● **WHAT THE TASK REQUIRES**: Without the pictures, can you quote each line below exactly?

▬▬▬▬▬▬

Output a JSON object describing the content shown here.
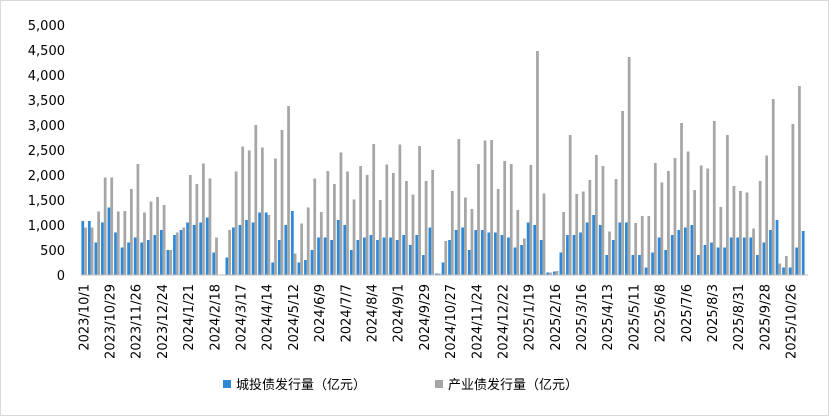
{
  "chart_data": {
    "type": "bar",
    "title": "",
    "xlabel": "",
    "ylabel": "",
    "ylim": [
      0,
      5000
    ],
    "y_ticks": [
      "0",
      "500",
      "1,000",
      "1,500",
      "2,000",
      "2,500",
      "3,000",
      "3,500",
      "4,000",
      "4,500",
      "5,000"
    ],
    "grid": false,
    "legend_position": "bottom",
    "x_tick_labels": [
      "2023/10/1",
      "2023/10/29",
      "2023/11/26",
      "2023/12/24",
      "2024/1/21",
      "2024/2/18",
      "2024/3/17",
      "2024/4/14",
      "2024/5/12",
      "2024/6/9",
      "2024/7/7",
      "2024/8/4",
      "2024/9/1",
      "2024/9/29",
      "2024/10/27",
      "2024/11/24",
      "2024/12/22",
      "2025/1/19",
      "2025/2/16",
      "2025/3/16",
      "2025/4/13",
      "2025/5/11",
      "2025/6/8",
      "2025/7/6",
      "2025/8/3",
      "2025/8/31",
      "2025/9/28",
      "2025/10/26"
    ],
    "series": [
      {
        "name": "城投债发行量（亿元）",
        "color": "#2e8ad8",
        "values": [
          1080,
          1080,
          650,
          1050,
          1350,
          850,
          550,
          650,
          750,
          650,
          700,
          800,
          900,
          500,
          800,
          900,
          1050,
          1000,
          1050,
          1150,
          450,
          0,
          350,
          950,
          1000,
          1100,
          1050,
          1250,
          1250,
          250,
          700,
          1000,
          1280,
          250,
          300,
          500,
          750,
          750,
          700,
          1100,
          1000,
          500,
          700,
          750,
          800,
          700,
          750,
          750,
          700,
          800,
          600,
          800,
          400,
          950,
          30,
          250,
          700,
          900,
          950,
          500,
          900,
          900,
          850,
          850,
          800,
          750,
          550,
          600,
          1050,
          1000,
          700,
          50,
          70,
          450,
          800,
          800,
          850,
          1050,
          1200,
          1000,
          400,
          700,
          1050,
          1050,
          400,
          400,
          150,
          450,
          750,
          500,
          800,
          900,
          950,
          1000,
          400,
          600,
          650,
          550,
          550,
          750,
          750,
          750,
          750,
          400,
          650,
          900,
          1100,
          150,
          150,
          550,
          880
        ],
        "mark_color": "#2e8ad8"
      },
      {
        "name": "产业债发行量（亿元）",
        "color": "#a6a6a6",
        "values": [
          950,
          950,
          1270,
          1950,
          1950,
          1270,
          1280,
          1720,
          2220,
          1250,
          1470,
          1560,
          1400,
          500,
          850,
          950,
          2000,
          1820,
          2230,
          1930,
          750,
          0,
          900,
          2070,
          2570,
          2490,
          3000,
          2550,
          1200,
          2330,
          2900,
          3380,
          430,
          1030,
          1350,
          1930,
          1260,
          2080,
          1820,
          2450,
          2070,
          1510,
          2180,
          2000,
          2620,
          1500,
          2210,
          2040,
          2610,
          1880,
          1610,
          2580,
          1880,
          2100,
          30,
          680,
          1680,
          2720,
          1550,
          1320,
          2220,
          2690,
          2700,
          1720,
          2280,
          2220,
          1300,
          730,
          2200,
          4480,
          1630,
          50,
          80,
          1260,
          2800,
          1620,
          1670,
          1900,
          2400,
          2180,
          870,
          1920,
          3280,
          4360,
          1040,
          1180,
          1180,
          2240,
          1850,
          2080,
          2340,
          3040,
          2470,
          1700,
          2190,
          2130,
          3080,
          1360,
          2800,
          1780,
          1680,
          1650,
          930,
          1880,
          2390,
          3520,
          230,
          380,
          3020,
          3780
        ],
        "mark_color": "#a6a6a6"
      }
    ]
  }
}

▬▬▬▬▬▬

● **RESPONSE TO THIS EXERCISE**:
Output a JSON object describing the content shown here.
{
  "chart_data": {
    "type": "bar",
    "title": "",
    "xlabel": "",
    "ylabel": "",
    "ylim": [
      0,
      5000
    ],
    "y_ticks": [
      "0",
      "500",
      "1,000",
      "1,500",
      "2,000",
      "2,500",
      "3,000",
      "3,500",
      "4,000",
      "4,500",
      "5,000"
    ],
    "grid": false,
    "legend_position": "bottom",
    "x_tick_labels": [
      "2023/10/1",
      "2023/10/29",
      "2023/11/26",
      "2023/12/24",
      "2024/1/21",
      "2024/2/18",
      "2024/3/17",
      "2024/4/14",
      "2024/5/12",
      "2024/6/9",
      "2024/7/7",
      "2024/8/4",
      "2024/9/1",
      "2024/9/29",
      "2024/10/27",
      "2024/11/24",
      "2024/12/22",
      "2025/1/19",
      "2025/2/16",
      "2025/3/16",
      "2025/4/13",
      "2025/5/11",
      "2025/6/8",
      "2025/7/6",
      "2025/8/3",
      "2025/8/31",
      "2025/9/28",
      "2025/10/26"
    ],
    "series": [
      {
        "name": "城投债发行量（亿元）",
        "color": "#2e8ad8",
        "values": [
          1080,
          1080,
          650,
          1050,
          1350,
          850,
          550,
          650,
          750,
          650,
          700,
          800,
          900,
          500,
          800,
          900,
          1050,
          1000,
          1050,
          1150,
          450,
          0,
          350,
          950,
          1000,
          1100,
          1050,
          1250,
          1250,
          250,
          700,
          1000,
          1280,
          250,
          300,
          500,
          750,
          750,
          700,
          1100,
          1000,
          500,
          700,
          750,
          800,
          700,
          750,
          750,
          700,
          800,
          600,
          800,
          400,
          950,
          30,
          250,
          700,
          900,
          950,
          500,
          900,
          900,
          850,
          850,
          800,
          750,
          550,
          600,
          1050,
          1000,
          700,
          50,
          70,
          450,
          800,
          800,
          850,
          1050,
          1200,
          1000,
          400,
          700,
          1050,
          1050,
          400,
          400,
          150,
          450,
          750,
          500,
          800,
          900,
          950,
          1000,
          400,
          600,
          650,
          550,
          550,
          750,
          750,
          750,
          750,
          400,
          650,
          900,
          1100,
          150,
          150,
          550,
          880
        ],
        "mark_color": "#2e8ad8"
      },
      {
        "name": "产业债发行量（亿元）",
        "color": "#a6a6a6",
        "values": [
          950,
          950,
          1270,
          1950,
          1950,
          1270,
          1280,
          1720,
          2220,
          1250,
          1470,
          1560,
          1400,
          500,
          850,
          950,
          2000,
          1820,
          2230,
          1930,
          750,
          0,
          900,
          2070,
          2570,
          2490,
          3000,
          2550,
          1200,
          2330,
          2900,
          3380,
          430,
          1030,
          1350,
          1930,
          1260,
          2080,
          1820,
          2450,
          2070,
          1510,
          2180,
          2000,
          2620,
          1500,
          2210,
          2040,
          2610,
          1880,
          1610,
          2580,
          1880,
          2100,
          30,
          680,
          1680,
          2720,
          1550,
          1320,
          2220,
          2690,
          2700,
          1720,
          2280,
          2220,
          1300,
          730,
          2200,
          4480,
          1630,
          50,
          80,
          1260,
          2800,
          1620,
          1670,
          1900,
          2400,
          2180,
          870,
          1920,
          3280,
          4360,
          1040,
          1180,
          1180,
          2240,
          1850,
          2080,
          2340,
          3040,
          2470,
          1700,
          2190,
          2130,
          3080,
          1360,
          2800,
          1780,
          1680,
          1650,
          930,
          1880,
          2390,
          3520,
          230,
          380,
          3020,
          3780
        ],
        "mark_color": "#a6a6a6"
      }
    ]
  }
}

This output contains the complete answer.